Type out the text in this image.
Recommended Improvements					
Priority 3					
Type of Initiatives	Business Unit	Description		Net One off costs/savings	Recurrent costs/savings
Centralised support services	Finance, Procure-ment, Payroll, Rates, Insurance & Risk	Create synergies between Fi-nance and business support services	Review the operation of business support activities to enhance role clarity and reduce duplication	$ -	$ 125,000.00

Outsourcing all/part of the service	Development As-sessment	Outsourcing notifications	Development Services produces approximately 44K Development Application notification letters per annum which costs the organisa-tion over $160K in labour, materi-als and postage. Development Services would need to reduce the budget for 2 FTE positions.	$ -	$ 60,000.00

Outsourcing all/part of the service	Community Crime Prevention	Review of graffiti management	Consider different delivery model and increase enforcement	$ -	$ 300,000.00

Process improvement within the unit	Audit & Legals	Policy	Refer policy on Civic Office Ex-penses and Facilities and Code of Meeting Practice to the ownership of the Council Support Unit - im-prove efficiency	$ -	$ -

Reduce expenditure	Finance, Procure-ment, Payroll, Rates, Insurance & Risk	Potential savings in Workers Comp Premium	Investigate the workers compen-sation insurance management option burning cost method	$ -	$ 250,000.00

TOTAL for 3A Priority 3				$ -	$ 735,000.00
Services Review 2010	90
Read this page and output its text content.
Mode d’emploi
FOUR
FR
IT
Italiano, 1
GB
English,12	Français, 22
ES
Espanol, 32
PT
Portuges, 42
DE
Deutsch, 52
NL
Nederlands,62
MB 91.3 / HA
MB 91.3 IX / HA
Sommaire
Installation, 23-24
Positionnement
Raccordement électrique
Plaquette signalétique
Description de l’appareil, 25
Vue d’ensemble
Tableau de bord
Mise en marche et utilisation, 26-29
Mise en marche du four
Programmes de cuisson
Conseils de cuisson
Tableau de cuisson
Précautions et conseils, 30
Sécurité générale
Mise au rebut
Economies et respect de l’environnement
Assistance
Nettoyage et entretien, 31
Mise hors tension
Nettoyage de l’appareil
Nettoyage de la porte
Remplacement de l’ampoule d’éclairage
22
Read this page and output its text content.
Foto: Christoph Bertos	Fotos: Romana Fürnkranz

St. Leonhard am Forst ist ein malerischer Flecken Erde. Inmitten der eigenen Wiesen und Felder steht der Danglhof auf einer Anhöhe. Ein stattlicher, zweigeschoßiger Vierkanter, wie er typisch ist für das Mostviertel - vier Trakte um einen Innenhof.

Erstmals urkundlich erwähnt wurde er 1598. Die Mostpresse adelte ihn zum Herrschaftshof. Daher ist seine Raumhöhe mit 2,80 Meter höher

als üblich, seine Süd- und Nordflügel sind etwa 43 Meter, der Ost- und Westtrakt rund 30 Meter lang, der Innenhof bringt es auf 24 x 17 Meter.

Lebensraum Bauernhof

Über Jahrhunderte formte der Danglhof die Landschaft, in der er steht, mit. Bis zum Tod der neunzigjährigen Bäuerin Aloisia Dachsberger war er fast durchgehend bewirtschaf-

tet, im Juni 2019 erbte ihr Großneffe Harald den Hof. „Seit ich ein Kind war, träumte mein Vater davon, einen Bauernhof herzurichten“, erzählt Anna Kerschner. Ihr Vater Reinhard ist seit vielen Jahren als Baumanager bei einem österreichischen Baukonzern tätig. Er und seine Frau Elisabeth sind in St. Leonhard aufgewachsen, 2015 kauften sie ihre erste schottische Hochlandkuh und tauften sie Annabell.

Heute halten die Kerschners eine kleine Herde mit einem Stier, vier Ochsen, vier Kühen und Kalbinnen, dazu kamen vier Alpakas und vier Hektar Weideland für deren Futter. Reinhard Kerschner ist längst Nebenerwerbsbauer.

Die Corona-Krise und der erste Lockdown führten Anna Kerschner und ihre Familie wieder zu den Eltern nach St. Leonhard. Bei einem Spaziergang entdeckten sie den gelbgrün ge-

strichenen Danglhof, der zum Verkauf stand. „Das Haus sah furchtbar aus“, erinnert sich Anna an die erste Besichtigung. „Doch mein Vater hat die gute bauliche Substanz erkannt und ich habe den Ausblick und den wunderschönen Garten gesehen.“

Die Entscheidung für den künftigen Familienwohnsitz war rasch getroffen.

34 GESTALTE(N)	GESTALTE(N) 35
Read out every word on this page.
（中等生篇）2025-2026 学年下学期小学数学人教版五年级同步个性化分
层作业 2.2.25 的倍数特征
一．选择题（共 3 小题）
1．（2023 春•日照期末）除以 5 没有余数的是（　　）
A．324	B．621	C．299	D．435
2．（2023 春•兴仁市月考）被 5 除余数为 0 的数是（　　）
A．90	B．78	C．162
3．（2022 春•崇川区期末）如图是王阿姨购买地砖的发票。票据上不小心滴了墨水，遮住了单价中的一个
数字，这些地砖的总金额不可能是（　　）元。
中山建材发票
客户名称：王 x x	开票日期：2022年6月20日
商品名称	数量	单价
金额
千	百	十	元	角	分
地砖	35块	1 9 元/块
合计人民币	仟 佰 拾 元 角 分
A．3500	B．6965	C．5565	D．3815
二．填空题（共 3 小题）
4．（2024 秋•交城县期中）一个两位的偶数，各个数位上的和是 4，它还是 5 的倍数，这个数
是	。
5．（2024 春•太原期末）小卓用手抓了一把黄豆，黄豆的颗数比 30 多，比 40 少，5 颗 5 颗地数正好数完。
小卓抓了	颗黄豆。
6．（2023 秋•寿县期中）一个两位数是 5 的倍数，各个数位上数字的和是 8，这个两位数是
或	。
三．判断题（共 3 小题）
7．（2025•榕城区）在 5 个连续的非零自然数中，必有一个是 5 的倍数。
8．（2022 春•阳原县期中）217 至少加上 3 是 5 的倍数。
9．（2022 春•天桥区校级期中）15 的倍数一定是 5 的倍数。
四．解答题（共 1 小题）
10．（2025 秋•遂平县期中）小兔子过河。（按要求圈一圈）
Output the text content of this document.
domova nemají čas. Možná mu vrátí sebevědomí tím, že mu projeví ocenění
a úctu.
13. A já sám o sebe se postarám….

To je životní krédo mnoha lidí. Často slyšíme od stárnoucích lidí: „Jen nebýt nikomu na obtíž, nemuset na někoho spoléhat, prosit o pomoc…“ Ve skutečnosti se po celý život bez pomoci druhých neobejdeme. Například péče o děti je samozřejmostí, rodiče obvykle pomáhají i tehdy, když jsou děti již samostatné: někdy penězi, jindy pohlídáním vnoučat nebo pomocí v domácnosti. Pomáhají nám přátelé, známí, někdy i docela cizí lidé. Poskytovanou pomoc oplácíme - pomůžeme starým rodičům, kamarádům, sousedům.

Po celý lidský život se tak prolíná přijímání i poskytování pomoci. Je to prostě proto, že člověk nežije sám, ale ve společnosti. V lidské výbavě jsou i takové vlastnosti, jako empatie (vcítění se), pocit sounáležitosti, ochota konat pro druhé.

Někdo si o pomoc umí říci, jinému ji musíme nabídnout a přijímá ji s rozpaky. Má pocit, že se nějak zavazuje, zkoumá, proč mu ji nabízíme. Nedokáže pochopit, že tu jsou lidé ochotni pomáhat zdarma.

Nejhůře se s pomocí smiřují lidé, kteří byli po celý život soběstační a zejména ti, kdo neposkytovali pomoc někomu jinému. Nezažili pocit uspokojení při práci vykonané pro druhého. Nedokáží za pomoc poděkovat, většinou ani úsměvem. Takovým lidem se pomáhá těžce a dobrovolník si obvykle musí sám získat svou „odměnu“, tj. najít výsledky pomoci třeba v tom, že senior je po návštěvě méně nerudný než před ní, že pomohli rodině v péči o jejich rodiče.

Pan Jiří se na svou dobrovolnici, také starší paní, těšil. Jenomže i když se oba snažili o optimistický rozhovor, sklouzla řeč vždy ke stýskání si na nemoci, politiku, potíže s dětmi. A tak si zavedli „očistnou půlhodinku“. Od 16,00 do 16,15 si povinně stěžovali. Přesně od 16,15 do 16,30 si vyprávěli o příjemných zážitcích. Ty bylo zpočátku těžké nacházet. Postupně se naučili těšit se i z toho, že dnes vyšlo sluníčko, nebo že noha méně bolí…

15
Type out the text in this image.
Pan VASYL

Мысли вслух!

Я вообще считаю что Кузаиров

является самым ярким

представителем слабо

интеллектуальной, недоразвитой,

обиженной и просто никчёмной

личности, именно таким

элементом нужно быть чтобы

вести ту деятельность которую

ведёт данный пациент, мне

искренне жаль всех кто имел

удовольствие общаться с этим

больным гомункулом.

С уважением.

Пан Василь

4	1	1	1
- - -
Request
Report back each line of the entries that holds the string "pomocí".

Final answer
To je životní krédo mnoha lidí. Často slyšíme od stárnoucích lidí: „Jen nebýt nikomu na obtíž, nemuset na někoho spoléhat, prosit o pomoc…“ Ve skutečnosti se po celý život bez pomoci druhých neobejdeme. Například péče o děti je samozřejmostí, rodiče obvykle pomáhají i tehdy, když jsou děti již samostatné: někdy penězi, jindy pohlídáním vnoučat nebo pomocí v domácnosti. Pomáhají nám přátelé, známí, někdy i docela cizí lidé. Poskytovanou pomoc oplácíme - pomůžeme starým rodičům, kamarádům, sousedům.
Nejhůře se s pomocí smiřují lidé, kteří byli po celý život soběstační a zejména ti, kdo neposkytovali pomoc někomu jinému. Nezažili pocit uspokojení při práci vykonané pro druhého. Nedokáží za pomoc poděkovat, většinou ani úsměvem. Takovým lidem se pomáhá těžce a dobrovolník si obvykle musí sám získat svou „odměnu“, tj. najít výsledky pomoci třeba v tom, že senior je po návštěvě méně nerudný než před ní, že pomohli rodině v péči o jejich rodiče.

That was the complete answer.